__ARBEITSANWEISUNGEN__
• A. Nennen Sie sämtliche Substantive, die in der ersten Überschrift des Lesetextes zur Industrie 4.0 vorkommen.
• B. Worauf stützt sich die „Industrie 4.0“ laut dem Lesetext zur Industrie 4.0?
• C. Geben Sie den Abschnitt des Lesetextes zur Industrie 4.0 zwischen "Florian Harbeck ist" und "klar definierter Spielregeln." einschließlich wortgetreu wieder.

__LESETEXT__
--------------------------------------------------

Leitplanken für IT und Maschinenbau

Wachstumschancen durch Industrie 4.0

28.09.2014
Von  und
Bernd Seidel ist freier Journalist und Coach in München.
Florian Harbeck ist Journalist der Agentur Bernd Seidel & Friends in München.
"Industrie 4.0" stützt sich auf das "Internet der Dinge", das die Trennung von virtueller und realer Welt weitgehend aufhebt. Damit die vierte Revolution in Produktion und Fertigung die propagierten Vorteile bringt und nicht als Strohfeuer endet, bedarf es neben einer verlässlichen Referenzarchitektur auch klar definierter Spielregeln.

--------------------------------------------------

__BEREITGESTELLTE ANGABEN__
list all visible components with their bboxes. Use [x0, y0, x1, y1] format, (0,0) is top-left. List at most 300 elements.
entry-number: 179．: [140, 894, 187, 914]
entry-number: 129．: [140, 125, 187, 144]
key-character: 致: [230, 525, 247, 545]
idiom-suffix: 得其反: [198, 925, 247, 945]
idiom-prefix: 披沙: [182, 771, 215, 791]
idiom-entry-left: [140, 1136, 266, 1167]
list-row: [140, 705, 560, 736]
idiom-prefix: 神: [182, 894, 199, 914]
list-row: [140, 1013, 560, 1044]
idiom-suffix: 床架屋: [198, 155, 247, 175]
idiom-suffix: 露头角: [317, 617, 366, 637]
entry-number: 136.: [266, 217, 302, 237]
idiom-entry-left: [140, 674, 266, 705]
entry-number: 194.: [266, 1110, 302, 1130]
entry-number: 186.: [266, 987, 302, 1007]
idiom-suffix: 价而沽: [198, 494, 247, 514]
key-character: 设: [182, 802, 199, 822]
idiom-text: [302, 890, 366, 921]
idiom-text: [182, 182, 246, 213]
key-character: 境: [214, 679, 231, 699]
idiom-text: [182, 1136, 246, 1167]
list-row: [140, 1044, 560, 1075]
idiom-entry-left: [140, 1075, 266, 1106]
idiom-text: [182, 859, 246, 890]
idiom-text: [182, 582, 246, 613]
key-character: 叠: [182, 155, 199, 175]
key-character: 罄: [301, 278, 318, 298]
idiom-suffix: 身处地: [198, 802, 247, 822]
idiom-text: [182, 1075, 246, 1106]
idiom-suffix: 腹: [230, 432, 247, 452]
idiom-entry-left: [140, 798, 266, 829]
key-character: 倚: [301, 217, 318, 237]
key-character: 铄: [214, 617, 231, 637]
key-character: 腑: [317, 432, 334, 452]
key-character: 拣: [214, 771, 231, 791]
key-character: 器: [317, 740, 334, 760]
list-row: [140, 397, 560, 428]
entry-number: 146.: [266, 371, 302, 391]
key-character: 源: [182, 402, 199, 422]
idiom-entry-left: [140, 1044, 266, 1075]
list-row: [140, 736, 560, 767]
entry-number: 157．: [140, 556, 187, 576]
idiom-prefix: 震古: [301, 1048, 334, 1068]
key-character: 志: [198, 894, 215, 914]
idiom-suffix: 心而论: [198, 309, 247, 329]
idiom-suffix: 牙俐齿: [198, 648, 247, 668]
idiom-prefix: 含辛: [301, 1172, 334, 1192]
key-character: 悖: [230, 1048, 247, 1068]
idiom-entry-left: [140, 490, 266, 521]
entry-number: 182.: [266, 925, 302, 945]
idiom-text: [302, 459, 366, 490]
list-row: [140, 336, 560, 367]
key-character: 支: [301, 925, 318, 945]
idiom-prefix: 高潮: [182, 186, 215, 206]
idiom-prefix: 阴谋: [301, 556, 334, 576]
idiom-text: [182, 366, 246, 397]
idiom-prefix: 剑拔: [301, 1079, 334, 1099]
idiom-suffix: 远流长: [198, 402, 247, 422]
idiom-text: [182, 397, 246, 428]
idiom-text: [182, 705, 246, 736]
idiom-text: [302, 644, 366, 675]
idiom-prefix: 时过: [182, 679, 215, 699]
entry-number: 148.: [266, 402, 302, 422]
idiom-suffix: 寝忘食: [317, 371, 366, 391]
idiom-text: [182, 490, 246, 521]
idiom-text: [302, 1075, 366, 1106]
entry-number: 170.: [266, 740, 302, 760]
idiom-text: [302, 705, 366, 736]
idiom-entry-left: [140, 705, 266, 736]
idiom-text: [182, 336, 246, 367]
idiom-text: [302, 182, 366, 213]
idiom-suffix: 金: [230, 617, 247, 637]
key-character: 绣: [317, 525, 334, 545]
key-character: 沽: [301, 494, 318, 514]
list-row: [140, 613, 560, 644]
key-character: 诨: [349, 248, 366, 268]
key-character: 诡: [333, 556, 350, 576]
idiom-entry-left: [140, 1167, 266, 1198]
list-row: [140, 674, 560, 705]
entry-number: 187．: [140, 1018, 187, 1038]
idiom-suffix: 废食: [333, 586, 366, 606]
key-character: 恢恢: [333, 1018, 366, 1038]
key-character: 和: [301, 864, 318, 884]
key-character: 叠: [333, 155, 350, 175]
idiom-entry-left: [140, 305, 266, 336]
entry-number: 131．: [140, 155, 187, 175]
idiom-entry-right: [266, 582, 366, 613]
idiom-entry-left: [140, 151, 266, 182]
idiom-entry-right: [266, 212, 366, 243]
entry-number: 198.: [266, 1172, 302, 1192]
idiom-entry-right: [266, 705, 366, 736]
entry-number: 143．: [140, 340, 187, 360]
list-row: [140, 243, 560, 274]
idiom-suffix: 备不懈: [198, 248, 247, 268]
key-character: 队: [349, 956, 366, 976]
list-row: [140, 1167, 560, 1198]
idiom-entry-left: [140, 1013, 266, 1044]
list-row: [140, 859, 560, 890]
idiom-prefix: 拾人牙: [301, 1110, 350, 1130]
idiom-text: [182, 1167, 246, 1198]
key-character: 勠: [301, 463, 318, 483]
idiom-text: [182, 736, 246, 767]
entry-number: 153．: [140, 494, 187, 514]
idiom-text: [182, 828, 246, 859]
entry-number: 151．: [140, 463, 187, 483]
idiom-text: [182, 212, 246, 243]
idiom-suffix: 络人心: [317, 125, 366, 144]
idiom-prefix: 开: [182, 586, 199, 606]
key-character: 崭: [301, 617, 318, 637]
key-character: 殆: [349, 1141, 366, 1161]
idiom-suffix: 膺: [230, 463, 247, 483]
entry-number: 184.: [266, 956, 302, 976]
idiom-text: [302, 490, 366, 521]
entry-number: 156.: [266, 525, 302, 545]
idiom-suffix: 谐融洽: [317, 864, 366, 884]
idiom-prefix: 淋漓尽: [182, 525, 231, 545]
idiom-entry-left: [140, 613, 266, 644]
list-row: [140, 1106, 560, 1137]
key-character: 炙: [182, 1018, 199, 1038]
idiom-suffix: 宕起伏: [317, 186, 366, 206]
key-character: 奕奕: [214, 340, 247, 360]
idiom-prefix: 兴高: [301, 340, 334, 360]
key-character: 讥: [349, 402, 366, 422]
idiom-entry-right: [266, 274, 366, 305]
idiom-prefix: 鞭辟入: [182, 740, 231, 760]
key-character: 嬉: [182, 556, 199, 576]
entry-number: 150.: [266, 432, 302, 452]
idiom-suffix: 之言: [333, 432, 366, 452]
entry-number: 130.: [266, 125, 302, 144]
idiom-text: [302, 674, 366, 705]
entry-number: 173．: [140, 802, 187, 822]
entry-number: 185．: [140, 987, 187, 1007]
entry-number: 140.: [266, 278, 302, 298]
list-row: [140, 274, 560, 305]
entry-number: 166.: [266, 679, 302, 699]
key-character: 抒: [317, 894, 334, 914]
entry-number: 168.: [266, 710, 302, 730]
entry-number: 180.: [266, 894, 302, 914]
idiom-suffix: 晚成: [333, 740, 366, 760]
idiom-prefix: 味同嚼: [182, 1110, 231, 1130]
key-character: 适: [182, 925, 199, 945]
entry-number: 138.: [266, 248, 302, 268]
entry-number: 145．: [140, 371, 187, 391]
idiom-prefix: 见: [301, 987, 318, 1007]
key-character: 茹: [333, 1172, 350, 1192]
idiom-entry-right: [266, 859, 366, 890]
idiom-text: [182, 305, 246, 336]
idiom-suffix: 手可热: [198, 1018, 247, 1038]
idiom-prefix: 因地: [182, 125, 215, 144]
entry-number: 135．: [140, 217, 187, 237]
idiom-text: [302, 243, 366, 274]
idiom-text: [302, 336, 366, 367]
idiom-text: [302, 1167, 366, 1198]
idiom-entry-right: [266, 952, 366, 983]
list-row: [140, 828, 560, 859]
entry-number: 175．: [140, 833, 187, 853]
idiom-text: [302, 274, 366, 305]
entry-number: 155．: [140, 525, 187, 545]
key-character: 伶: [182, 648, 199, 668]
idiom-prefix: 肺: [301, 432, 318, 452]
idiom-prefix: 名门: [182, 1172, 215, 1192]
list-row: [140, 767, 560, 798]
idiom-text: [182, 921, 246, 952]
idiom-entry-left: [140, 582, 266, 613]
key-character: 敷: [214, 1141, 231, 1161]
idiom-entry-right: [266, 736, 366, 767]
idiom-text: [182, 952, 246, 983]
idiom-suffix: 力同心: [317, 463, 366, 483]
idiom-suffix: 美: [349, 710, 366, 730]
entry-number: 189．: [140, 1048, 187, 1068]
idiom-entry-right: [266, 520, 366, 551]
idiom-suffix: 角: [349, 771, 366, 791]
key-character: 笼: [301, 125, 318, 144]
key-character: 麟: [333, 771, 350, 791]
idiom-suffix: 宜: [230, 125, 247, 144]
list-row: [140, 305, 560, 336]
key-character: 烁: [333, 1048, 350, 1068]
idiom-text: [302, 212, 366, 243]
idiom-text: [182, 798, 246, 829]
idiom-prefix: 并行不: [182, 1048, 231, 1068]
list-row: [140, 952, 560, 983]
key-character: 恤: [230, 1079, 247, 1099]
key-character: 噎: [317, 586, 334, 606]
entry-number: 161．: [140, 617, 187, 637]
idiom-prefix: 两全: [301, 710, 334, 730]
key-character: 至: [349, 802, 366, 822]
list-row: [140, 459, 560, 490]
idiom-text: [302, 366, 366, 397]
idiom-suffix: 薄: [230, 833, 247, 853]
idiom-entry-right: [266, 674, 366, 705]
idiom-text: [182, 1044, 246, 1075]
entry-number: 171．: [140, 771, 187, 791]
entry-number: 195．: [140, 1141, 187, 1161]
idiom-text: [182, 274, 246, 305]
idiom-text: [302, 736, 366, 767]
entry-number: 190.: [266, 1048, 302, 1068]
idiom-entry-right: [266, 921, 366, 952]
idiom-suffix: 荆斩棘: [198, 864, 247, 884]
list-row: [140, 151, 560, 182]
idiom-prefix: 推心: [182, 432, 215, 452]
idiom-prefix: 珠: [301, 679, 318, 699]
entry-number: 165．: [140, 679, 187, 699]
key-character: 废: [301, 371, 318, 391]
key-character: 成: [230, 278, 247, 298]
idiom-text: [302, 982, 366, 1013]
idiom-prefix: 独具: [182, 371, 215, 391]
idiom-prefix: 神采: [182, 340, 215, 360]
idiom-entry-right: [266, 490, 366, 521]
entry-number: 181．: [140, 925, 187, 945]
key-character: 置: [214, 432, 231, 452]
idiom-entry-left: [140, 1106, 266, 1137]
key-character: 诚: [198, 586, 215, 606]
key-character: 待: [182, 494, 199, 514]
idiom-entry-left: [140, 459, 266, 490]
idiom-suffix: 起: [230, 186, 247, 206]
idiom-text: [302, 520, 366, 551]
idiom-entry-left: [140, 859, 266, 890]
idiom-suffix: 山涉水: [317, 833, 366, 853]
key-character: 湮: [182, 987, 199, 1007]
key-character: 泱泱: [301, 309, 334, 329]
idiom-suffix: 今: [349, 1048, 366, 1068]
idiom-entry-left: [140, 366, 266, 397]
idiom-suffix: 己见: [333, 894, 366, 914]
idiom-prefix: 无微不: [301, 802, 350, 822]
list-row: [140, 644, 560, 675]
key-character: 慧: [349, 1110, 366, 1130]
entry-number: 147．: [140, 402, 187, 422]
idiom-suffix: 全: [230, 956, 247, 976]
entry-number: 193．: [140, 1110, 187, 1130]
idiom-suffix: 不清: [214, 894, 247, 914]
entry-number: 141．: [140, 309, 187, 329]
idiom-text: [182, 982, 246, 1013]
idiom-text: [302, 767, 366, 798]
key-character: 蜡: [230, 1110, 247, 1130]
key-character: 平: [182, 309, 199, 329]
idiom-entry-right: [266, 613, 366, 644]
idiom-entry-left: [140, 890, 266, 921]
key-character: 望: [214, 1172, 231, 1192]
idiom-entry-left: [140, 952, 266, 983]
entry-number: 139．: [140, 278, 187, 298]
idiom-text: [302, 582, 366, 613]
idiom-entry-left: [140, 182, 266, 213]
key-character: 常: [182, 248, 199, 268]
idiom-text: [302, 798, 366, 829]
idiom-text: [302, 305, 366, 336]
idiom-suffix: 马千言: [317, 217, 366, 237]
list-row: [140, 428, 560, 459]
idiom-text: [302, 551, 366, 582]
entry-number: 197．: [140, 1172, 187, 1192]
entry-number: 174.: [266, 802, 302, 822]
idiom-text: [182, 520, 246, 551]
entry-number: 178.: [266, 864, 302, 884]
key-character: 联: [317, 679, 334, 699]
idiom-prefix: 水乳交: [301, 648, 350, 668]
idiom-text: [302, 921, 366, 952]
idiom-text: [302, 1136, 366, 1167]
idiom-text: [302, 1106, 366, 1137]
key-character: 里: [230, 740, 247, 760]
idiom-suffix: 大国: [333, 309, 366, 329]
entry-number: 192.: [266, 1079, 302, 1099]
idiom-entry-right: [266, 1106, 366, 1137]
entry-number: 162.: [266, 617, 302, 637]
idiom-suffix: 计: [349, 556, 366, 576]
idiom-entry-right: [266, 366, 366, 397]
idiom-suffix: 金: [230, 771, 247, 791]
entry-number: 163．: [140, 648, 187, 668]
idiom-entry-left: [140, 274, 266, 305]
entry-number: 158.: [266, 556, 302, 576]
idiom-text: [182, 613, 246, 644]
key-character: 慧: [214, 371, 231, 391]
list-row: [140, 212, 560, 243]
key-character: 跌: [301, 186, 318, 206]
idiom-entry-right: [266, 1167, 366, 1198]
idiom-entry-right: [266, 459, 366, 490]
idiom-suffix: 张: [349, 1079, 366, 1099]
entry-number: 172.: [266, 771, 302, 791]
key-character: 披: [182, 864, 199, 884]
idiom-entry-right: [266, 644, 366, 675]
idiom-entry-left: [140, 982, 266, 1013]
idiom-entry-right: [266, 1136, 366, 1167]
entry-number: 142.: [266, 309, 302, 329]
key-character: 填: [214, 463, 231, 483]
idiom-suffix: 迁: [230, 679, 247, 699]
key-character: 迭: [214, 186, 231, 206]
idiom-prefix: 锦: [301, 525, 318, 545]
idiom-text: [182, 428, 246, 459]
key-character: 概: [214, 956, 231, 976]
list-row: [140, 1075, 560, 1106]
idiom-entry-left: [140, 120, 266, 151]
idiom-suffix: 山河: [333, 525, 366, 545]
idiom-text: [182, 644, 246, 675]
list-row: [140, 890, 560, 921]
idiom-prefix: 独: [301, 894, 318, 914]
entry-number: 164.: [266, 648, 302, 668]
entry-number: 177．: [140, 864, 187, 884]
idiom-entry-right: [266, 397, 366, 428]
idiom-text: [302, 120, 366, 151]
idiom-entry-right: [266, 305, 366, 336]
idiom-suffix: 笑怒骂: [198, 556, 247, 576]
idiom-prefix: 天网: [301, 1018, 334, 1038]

--------------------------------------------------

__BEARBEITETE AUFGABEN__
• A. Leitplanken, IT, Maschinenbau

• B. Auf das „Internet der Dinge“.

• C.
Florian Harbeck ist Journalist der Agentur Bernd Seidel & Friends in München.
"Industrie 4.0" stützt sich auf das "Internet der Dinge", das die Trennung von virtueller und realer Welt weitgehend aufhebt. Damit die vierte Revolution in Produktion und Fertigung die propagierten Vorteile bringt und nicht als Strohfeuer endet, bedarf es neben einer verlässlichen Referenzarchitektur auch klar definierter Spielregeln.